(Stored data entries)

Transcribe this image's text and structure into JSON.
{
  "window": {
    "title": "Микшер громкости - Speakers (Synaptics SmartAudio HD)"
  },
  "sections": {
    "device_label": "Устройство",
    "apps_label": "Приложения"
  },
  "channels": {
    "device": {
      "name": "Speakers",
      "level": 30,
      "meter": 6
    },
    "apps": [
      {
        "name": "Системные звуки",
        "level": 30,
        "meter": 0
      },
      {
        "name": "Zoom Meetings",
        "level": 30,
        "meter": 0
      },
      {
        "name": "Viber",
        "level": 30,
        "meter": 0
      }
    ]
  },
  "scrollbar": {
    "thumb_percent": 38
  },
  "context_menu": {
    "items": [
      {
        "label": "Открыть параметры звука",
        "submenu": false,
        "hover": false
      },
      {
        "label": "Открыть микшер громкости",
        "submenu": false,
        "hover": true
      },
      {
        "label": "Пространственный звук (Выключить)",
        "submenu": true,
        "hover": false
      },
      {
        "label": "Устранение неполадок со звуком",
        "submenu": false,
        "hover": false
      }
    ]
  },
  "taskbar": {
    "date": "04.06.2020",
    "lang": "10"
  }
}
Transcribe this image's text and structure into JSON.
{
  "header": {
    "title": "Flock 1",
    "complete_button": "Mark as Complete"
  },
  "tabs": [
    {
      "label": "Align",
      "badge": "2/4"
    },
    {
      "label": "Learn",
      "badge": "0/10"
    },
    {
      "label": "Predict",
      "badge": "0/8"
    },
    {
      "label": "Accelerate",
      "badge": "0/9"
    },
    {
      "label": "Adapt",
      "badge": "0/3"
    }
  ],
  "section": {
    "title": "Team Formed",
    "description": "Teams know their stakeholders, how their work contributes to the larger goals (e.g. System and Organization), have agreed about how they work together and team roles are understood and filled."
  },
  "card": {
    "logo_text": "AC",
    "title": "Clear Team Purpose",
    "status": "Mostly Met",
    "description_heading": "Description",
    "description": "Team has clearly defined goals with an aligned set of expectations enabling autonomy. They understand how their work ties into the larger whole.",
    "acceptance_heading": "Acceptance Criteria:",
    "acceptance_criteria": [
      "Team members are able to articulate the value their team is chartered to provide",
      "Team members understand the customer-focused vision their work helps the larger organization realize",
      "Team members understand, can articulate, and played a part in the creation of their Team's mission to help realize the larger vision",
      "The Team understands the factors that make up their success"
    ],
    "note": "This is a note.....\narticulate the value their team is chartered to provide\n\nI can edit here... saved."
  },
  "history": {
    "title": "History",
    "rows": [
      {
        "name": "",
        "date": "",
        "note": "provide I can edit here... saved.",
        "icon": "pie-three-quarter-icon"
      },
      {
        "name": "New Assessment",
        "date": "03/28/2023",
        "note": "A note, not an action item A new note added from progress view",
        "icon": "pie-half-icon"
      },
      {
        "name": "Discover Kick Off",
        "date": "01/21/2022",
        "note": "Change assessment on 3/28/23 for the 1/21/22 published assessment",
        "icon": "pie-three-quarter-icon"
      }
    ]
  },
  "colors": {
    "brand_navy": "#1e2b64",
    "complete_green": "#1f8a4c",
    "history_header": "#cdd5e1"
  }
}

EXERCISE DESCRIPTION
Output every record above exactly as it appears.

RESULT OF THE TASK
Transcribe this image's text and structure into JSON.
{
  "window": {
    "title": "Микшер громкости - Speakers (Synaptics SmartAudio HD)"
  },
  "sections": {
    "device_label": "Устройство",
    "apps_label": "Приложения"
  },
  "channels": {
    "device": {
      "name": "Speakers",
      "level": 30,
      "meter": 6
    },
    "apps": [
      {
        "name": "Системные звуки",
        "level": 30,
        "meter": 0
      },
      {
        "name": "Zoom Meetings",
        "level": 30,
        "meter": 0
      },
      {
        "name": "Viber",
        "level": 30,
        "meter": 0
      }
    ]
  },
  "scrollbar": {
    "thumb_percent": 38
  },
  "context_menu": {
    "items": [
      {
        "label": "Открыть параметры звука",
        "submenu": false,
        "hover": false
      },
      {
        "label": "Открыть микшер громкости",
        "submenu": false,
        "hover": true
      },
      {
        "label": "Пространственный звук (Выключить)",
        "submenu": true,
        "hover": false
      },
      {
        "label": "Устранение неполадок со звуком",
        "submenu": false,
        "hover": false
      }
    ]
  },
  "taskbar": {
    "date": "04.06.2020",
    "lang": "10"
  }
}
Transcribe this image's text and structure into JSON.
{
  "header": {
    "title": "Flock 1",
    "complete_button": "Mark as Complete"
  },
  "tabs": [
    {
      "label": "Align",
      "badge": "2/4"
    },
    {
      "label": "Learn",
      "badge": "0/10"
    },
    {
      "label": "Predict",
      "badge": "0/8"
    },
    {
      "label": "Accelerate",
      "badge": "0/9"
    },
    {
      "label": "Adapt",
      "badge": "0/3"
    }
  ],
  "section": {
    "title": "Team Formed",
    "description": "Teams know their stakeholders, how their work contributes to the larger goals (e.g. System and Organization), have agreed about how they work together and team roles are understood and filled."
  },
  "card": {
    "logo_text": "AC",
    "title": "Clear Team Purpose",
    "status": "Mostly Met",
    "description_heading": "Description",
    "description": "Team has clearly defined goals with an aligned set of expectations enabling autonomy. They understand how their work ties into the larger whole.",
    "acceptance_heading": "Acceptance Criteria:",
    "acceptance_criteria": [
      "Team members are able to articulate the value their team is chartered to provide",
      "Team members understand the customer-focused vision their work helps the larger organization realize",
      "Team members understand, can articulate, and played a part in the creation of their Team's mission to help realize the larger vision",
      "The Team understands the factors that make up their success"
    ],
    "note": "This is a note.....\narticulate the value their team is chartered to provide\n\nI can edit here... saved."
  },
  "history": {
    "title": "History",
    "rows": [
      {
        "name": "",
        "date": "",
        "note": "provide I can edit here... saved.",
        "icon": "pie-three-quarter-icon"
      },
      {
        "name": "New Assessment",
        "date": "03/28/2023",
        "note": "A note, not an action item A new note added from progress view",
        "icon": "pie-half-icon"
      },
      {
        "name": "Discover Kick Off",
        "date": "01/21/2022",
        "note": "Change assessment on 3/28/23 for the 1/21/22 published assessment",
        "icon": "pie-three-quarter-icon"
      }
    ]
  },
  "colors": {
    "brand_navy": "#1e2b64",
    "complete_green": "#1f8a4c",
    "history_header": "#cdd5e1"
  }
}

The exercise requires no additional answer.